## WORK REQUIRED
Pick out every line in the data below that holds "συντελεστεί".

— start MATERIALS PROVIDED —

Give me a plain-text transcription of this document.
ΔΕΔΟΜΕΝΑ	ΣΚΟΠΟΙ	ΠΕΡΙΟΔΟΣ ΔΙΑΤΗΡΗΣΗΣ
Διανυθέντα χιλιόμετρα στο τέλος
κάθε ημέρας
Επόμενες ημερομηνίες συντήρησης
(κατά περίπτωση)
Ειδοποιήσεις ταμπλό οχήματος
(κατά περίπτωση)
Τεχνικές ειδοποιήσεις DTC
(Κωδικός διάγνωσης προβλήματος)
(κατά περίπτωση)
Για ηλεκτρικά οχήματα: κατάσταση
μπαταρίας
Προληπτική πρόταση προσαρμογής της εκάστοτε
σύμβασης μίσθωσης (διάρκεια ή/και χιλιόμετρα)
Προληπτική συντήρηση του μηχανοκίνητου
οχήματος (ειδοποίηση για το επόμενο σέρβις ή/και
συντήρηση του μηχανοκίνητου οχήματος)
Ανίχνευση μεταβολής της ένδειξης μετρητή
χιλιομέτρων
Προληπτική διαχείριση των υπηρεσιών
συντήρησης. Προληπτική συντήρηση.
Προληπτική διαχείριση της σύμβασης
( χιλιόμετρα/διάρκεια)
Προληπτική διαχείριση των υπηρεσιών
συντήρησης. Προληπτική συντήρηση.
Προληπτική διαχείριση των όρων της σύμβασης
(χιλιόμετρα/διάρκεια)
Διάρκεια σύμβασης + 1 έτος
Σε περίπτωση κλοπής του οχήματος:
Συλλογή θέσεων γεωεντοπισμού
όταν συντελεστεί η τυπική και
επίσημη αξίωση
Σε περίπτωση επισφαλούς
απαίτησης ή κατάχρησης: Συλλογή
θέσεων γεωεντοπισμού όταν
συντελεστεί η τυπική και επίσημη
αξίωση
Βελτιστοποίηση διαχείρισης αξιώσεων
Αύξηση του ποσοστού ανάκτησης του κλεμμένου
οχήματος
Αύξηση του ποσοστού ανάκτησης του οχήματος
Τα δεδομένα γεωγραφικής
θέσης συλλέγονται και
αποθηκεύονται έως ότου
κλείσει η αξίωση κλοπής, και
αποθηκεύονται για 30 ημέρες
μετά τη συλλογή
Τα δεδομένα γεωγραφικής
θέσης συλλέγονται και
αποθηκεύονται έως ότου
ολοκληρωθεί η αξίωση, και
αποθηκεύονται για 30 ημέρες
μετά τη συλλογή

— end MATERIALS PROVIDED —

## RESULT OF THIS TASK
όταν συντελεστεί η τυπική και
συντελεστεί η τυπική και επίσημη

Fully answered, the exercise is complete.